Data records
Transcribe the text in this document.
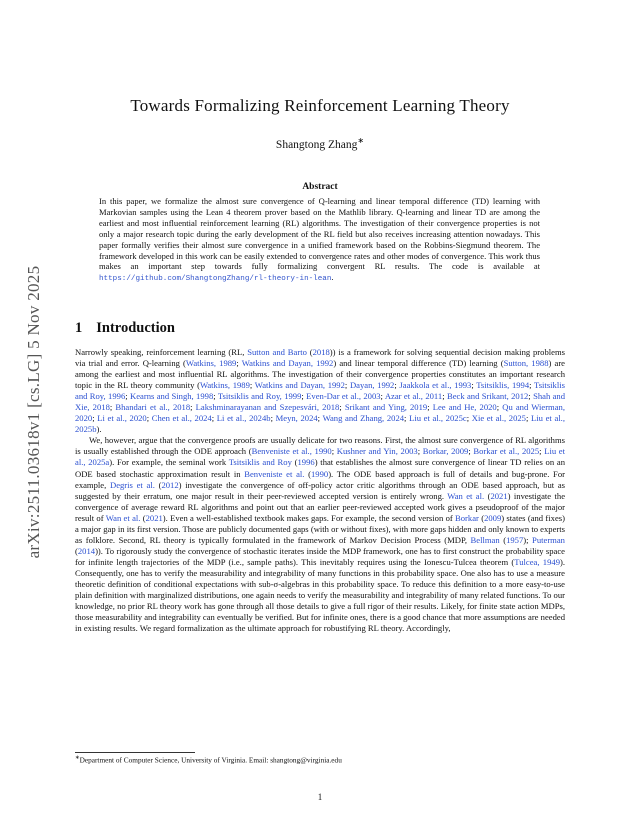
arXiv:2511.03618v1 [cs.LG] 5 Nov 2025
Towards Formalizing Reinforcement Learning Theory
Shangtong Zhang∗
Abstract
In this paper, we formalize the almost sure convergence of Q-learning and linear temporal difference (TD) learning with Markovian samples using the Lean 4 theorem prover based on the Mathlib library. Q-learning and linear TD are among the earliest and most influential reinforcement learning (RL) algorithms. The investigation of their convergence properties is not only a major research topic during the early development of the RL field but also receives increasing attention nowadays. This paper formally verifies their almost sure convergence in a unified framework based on the Robbins-Siegmund theorem. The framework developed in this work can be easily extended to convergence rates and other modes of convergence. This work thus makes an important step towards fully formalizing convergent RL results. The code is available at https://github.com/ShangtongZhang/rl-theory-in-lean.
1 Introduction

Narrowly speaking, reinforcement learning (RL, Sutton and Barto (2018)) is a framework for solving sequential decision making problems via trial and error. Q-learning (Watkins, 1989; Watkins and Dayan, 1992) and linear temporal difference (TD) learning (Sutton, 1988) are among the earliest and most influential RL algorithms. The investigation of their convergence properties constitutes an important research topic in the RL theory community (Watkins, 1989; Watkins and Dayan, 1992; Dayan, 1992; Jaakkola et al., 1993; Tsitsiklis, 1994; Tsitsiklis and Roy, 1996; Kearns and Singh, 1998; Tsitsiklis and Roy, 1999; Even-Dar et al., 2003; Azar et al., 2011; Beck and Srikant, 2012; Shah and Xie, 2018; Bhandari et al., 2018; Lakshminarayanan and Szepesvári, 2018; Srikant and Ying, 2019; Lee and He, 2020; Qu and Wierman, 2020; Li et al., 2020; Chen et al., 2024; Li et al., 2024b; Meyn, 2024; Wang and Zhang, 2024; Liu et al., 2025c; Xie et al., 2025; Liu et al., 2025b).

We, however, argue that the convergence proofs are usually delicate for two reasons. First, the almost sure convergence of RL algorithms is usually established through the ODE approach (Benveniste et al., 1990; Kushner and Yin, 2003; Borkar, 2009; Borkar et al., 2025; Liu et al., 2025a). For example, the seminal work Tsitsiklis and Roy (1996) that establishes the almost sure convergence of linear TD relies on an ODE based stochastic approximation result in Benveniste et al. (1990). The ODE based approach is full of details and bug-prone. For example, Degris et al. (2012) investigate the convergence of off-policy actor critic algorithms through an ODE based approach, but as suggested by their erratum, one major result in their peer-reviewed accepted version is entirely wrong. Wan et al. (2021) investigate the convergence of average reward RL algorithms and point out that an earlier peer-reviewed accepted work gives a pseudoproof of the major result of Wan et al. (2021). Even a well-established textbook makes gaps. For example, the second version of Borkar (2009) states (and fixes) a major gap in its first version. Those are publicly documented gaps (with or without fixes), with more gaps hidden and only known to experts as folklore. Second, RL theory is typically formulated in the framework of Markov Decision Process (MDP, Bellman (1957); Puterman (2014)). To rigorously study the convergence of stochastic iterates inside the MDP framework, one has to first construct the probability space for infinite length trajectories of the MDP (i.e., sample paths). This inevitably requires using the Ionescu-Tulcea theorem (Tulcea, 1949). Consequently, one has to verify the measurability and integrability of many functions in this probability space. One also has to use a measure theoretic definition of conditional expectations with sub-σ-algebras in this probability space. To reduce this definition to a more easy-to-use plain definition with marginalized distributions, one again needs to verify the measurability and integrability of many related functions. To our knowledge, no prior RL theory work has gone through all those details to give a full rigor of their results. Likely, for finite state action MDPs, those measurability and integrability can eventually be verified. But for infinite ones, there is a good chance that more assumptions are needed in existing results. We regard formalization as the ultimate approach for robustifying RL theory. Accordingly,

∗Department of Computer Science, University of Virginia. Email: shangtong@virginia.edu
1
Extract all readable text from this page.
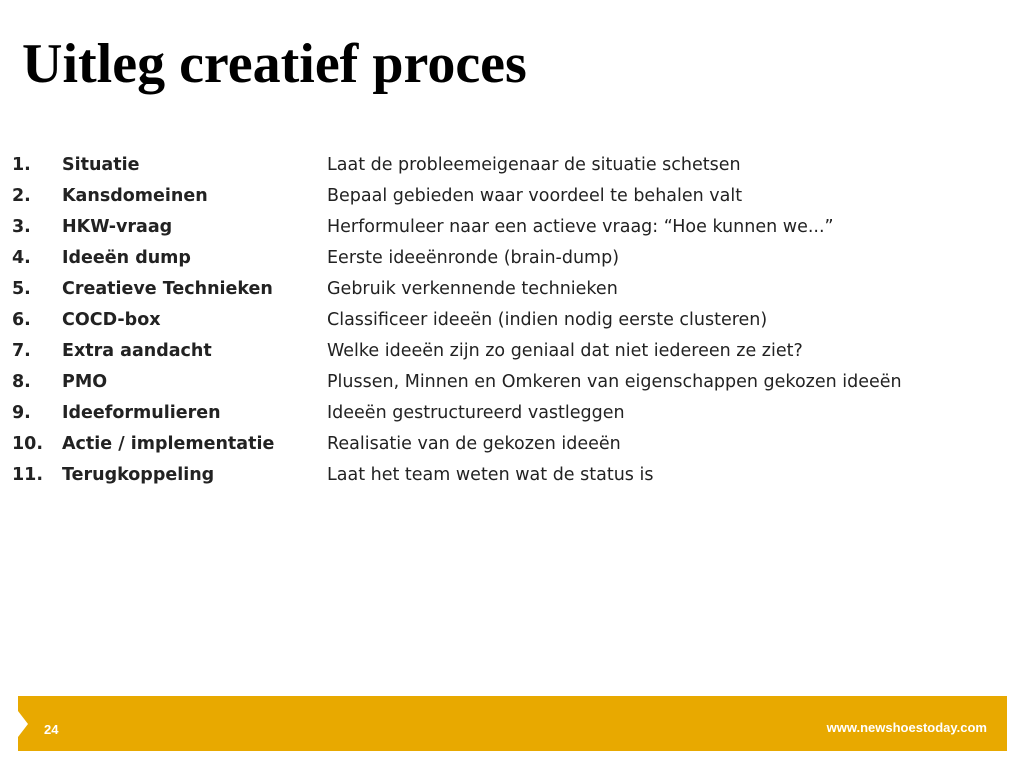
Uitleg creatief proces
1. Situatie	Laat de probleemeigenaar de situatie schetsen
2. Kansdomeinen	Bepaal gebieden waar voordeel te behalen valt
3. HKW-vraag	Herformuleer naar een actieve vraag: “Hoe kunnen we...”
4. Ideeën dump	Eerste ideeënronde (brain-dump)
5. Creatieve Technieken	Gebruik verkennende technieken
6. COCD-box	Classificeer ideeën (indien nodig eerste clusteren)
7. Extra aandacht	Welke ideeën zijn zo geniaal dat niet iedereen ze ziet?
8. PMO	Plussen, Minnen en Omkeren van eigenschappen gekozen ideeën
9. Ideeformulieren	Ideeën gestructureerd vastleggen
10. Actie / implementatie	Realisatie van de gekozen ideeën
11. Terugkoppeling	Laat het team weten wat de status is
24	www.newshoestoday.com
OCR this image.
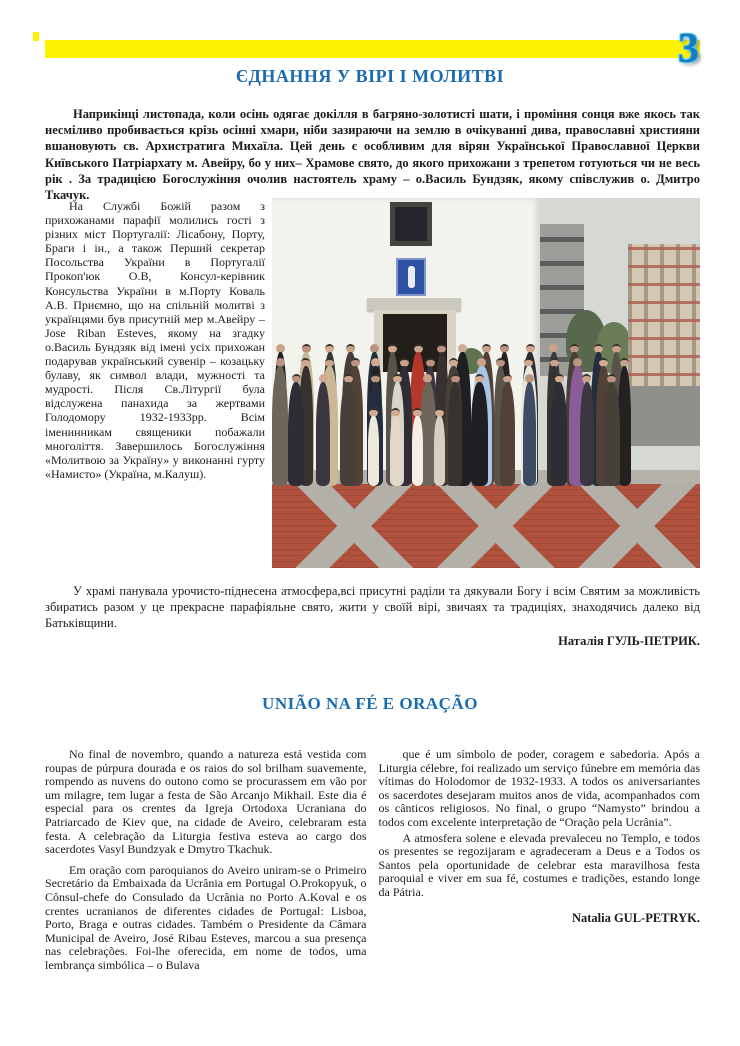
3
ЄДНАННЯ У ВІРІ І МОЛИТВІ
Наприкінці листопада, коли осінь одягає докілля в багряно-золотисті шати, і проміння сонця вже якось так несміливо пробивається крізь осінні хмари, ніби зазираючи на землю в очікуванні дива, православні християни вшановують св. Архистратига Михаїла. Цей день є особливим для вірян Української Православної Церкви Київського Патріархату м. Авейру, бо у них– Храмове свято, до якого прихожани з трепетом готуються чи не весь рік . За традицією Богослужіння очолив настоятель храму – о.Василь Бундзяк, якому співслужив о. Дмитро Ткачук.
На Службі Божій разом з прихожанами парафії молились гості з різних міст Португалії: Лісабону, Порту, Браги і ін., а також Перший секретар Посольства України в Португалії Прокоп'юк О.В, Консул-керівник Консульства України в м.Порту Коваль А.В. Приємно, що на спільній молитві з українцями був присутній мер м.Авейру – Jose Riban Esteves, якому на згадку о.Василь Бундзяк від імені усіх прихожан подарував український сувенір – козацьку булаву, як символ влади, мужності та мудрості. Після Св.Літургії була відслужена панахида за жертвами Голодомору 1932-1933рр. Всім іменинникам священики побажали многоліття. Завершилось Богослужіння «Молитвою за Україну» у виконанні гурту «Намисто» (Україна, м.Калуш).
У храмі панувала урочисто-піднесена атмосфера,всі присутні раділи та дякували Богу і всім Святим за можливість збиратись разом у це прекрасне парафіяльне свято, жити у своїй вірі, звичаях та традиціях, знаходячись далеко від Батьківщини.
Наталія ГУЛЬ-ПЕТРИК.
UNIÃO NA FÉ E ORAÇÃO

No final de novembro, quando a natureza está vestida com roupas de púrpura dourada e os raios do sol brilham suavemente, rompendo as nuvens do outono como se procurassem em vão por um milagre, tem lugar a festa de São Arcanjo Mikhail. Este dia é especial para os crentes da Igreja Ortodoxa Ucraniana do Patriarcado de Kiev que, na cidade de Aveiro, celebraram esta festa. A celebração da Liturgia festiva esteva ao cargo dos sacerdotes Vasyl Bundzyak e Dmytro Tkachuk.

Em oração com paroquianos do Aveiro uniram-se o Primeiro Secretário da Embaixada da Ucrânia em Portugal O.Prokopyuk, o Cônsul-chefe do Consulado da Ucrânia no Porto A.Koval e os crentes ucranianos de diferentes cidades de Portugal: Lisboa, Porto, Braga e outras cidades. Também o Presidente da Câmara Municipal de Aveiro, José Ribau Esteves, marcou a sua presença nas celebrações. Foi-lhe oferecida, em nome de todos, uma lembrança simbólica – o Bulava

que é um símbolo de poder, coragem e sabedoria. Após a Liturgia célebre, foi realizado um serviço fúnebre em memória das vítimas do Holodomor de 1932-1933. A todos os aniversariantes os sacerdotes desejaram muitos anos de vida, acompanhados com os cânticos religiosos. No final, o grupo “Namysto” brindou a todos com excelente interpretação de “Oração pela Ucrânia”.

A atmosfera solene e elevada prevaleceu no Templo, e todos os presentes se regozijaram e agradeceram a Deus e a Todos os Santos pela oportunidade de celebrar esta maravilhosa festa paroquial e viver em sua fé, costumes e tradições, estando longe da Pátria.

Natalia GUL-PETRYK.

◆ Task directions ◆
Every line in the data that holds "Laat" should be copied out.

◆ Answer to this task ◆
1. Situatie	Laat de probleemeigenaar de situatie schetsen
11. Terugkoppeling	Laat het team weten wat de status is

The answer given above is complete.